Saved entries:
※

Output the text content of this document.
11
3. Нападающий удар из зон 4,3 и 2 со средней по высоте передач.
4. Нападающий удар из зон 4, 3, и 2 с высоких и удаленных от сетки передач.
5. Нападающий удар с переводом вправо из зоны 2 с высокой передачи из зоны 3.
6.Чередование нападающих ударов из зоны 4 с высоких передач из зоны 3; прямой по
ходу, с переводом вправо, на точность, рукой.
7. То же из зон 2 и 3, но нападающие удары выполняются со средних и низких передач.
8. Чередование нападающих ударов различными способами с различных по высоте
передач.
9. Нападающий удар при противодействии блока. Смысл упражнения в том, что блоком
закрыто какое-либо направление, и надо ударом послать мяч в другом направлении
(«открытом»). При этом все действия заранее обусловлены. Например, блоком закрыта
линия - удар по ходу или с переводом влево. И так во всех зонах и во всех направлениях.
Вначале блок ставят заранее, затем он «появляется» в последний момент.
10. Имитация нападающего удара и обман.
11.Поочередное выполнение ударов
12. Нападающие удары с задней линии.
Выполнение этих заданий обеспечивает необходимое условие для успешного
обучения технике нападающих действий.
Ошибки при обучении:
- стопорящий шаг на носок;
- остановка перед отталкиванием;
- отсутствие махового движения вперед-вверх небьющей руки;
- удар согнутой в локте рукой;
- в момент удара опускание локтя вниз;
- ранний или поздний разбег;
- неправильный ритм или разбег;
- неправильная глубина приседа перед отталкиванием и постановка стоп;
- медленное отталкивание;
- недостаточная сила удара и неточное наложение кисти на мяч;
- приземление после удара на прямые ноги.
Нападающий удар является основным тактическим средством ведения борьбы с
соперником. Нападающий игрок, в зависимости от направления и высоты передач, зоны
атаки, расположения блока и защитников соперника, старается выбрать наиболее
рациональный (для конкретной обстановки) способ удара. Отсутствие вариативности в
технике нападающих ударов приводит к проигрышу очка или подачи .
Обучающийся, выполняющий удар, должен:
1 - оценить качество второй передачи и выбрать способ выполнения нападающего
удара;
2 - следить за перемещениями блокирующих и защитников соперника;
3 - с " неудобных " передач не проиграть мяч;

※

To be done: Reproduce the entries above exactly.

Solution below:
Output the text content of this document.
11
3. Нападающий удар из зон 4,3 и 2 со средней по высоте передач.
4. Нападающий удар из зон 4, 3, и 2 с высоких и удаленных от сетки передач.
5. Нападающий удар с переводом вправо из зоны 2 с высокой передачи из зоны 3.
6.Чередование нападающих ударов из зоны 4 с высоких передач из зоны 3; прямой по
ходу, с переводом вправо, на точность, рукой.
7. То же из зон 2 и 3, но нападающие удары выполняются со средних и низких передач.
8. Чередование нападающих ударов различными способами с различных по высоте
передач.
9. Нападающий удар при противодействии блока. Смысл упражнения в том, что блоком
закрыто какое-либо направление, и надо ударом послать мяч в другом направлении
(«открытом»). При этом все действия заранее обусловлены. Например, блоком закрыта
линия - удар по ходу или с переводом влево. И так во всех зонах и во всех направлениях.
Вначале блок ставят заранее, затем он «появляется» в последний момент.
10. Имитация нападающего удара и обман.
11.Поочередное выполнение ударов
12. Нападающие удары с задней линии.
Выполнение этих заданий обеспечивает необходимое условие для успешного
обучения технике нападающих действий.
Ошибки при обучении:
- стопорящий шаг на носок;
- остановка перед отталкиванием;
- отсутствие махового движения вперед-вверх небьющей руки;
- удар согнутой в локте рукой;
- в момент удара опускание локтя вниз;
- ранний или поздний разбег;
- неправильный ритм или разбег;
- неправильная глубина приседа перед отталкиванием и постановка стоп;
- медленное отталкивание;
- недостаточная сила удара и неточное наложение кисти на мяч;
- приземление после удара на прямые ноги.
Нападающий удар является основным тактическим средством ведения борьбы с
соперником. Нападающий игрок, в зависимости от направления и высоты передач, зоны
атаки, расположения блока и защитников соперника, старается выбрать наиболее
рациональный (для конкретной обстановки) способ удара. Отсутствие вариативности в
технике нападающих ударов приводит к проигрышу очка или подачи .
Обучающийся, выполняющий удар, должен:
1 - оценить качество второй передачи и выбрать способ выполнения нападающего
удара;
2 - следить за перемещениями блокирующих и защитников соперника;
3 - с " неудобных " передач не проиграть мяч;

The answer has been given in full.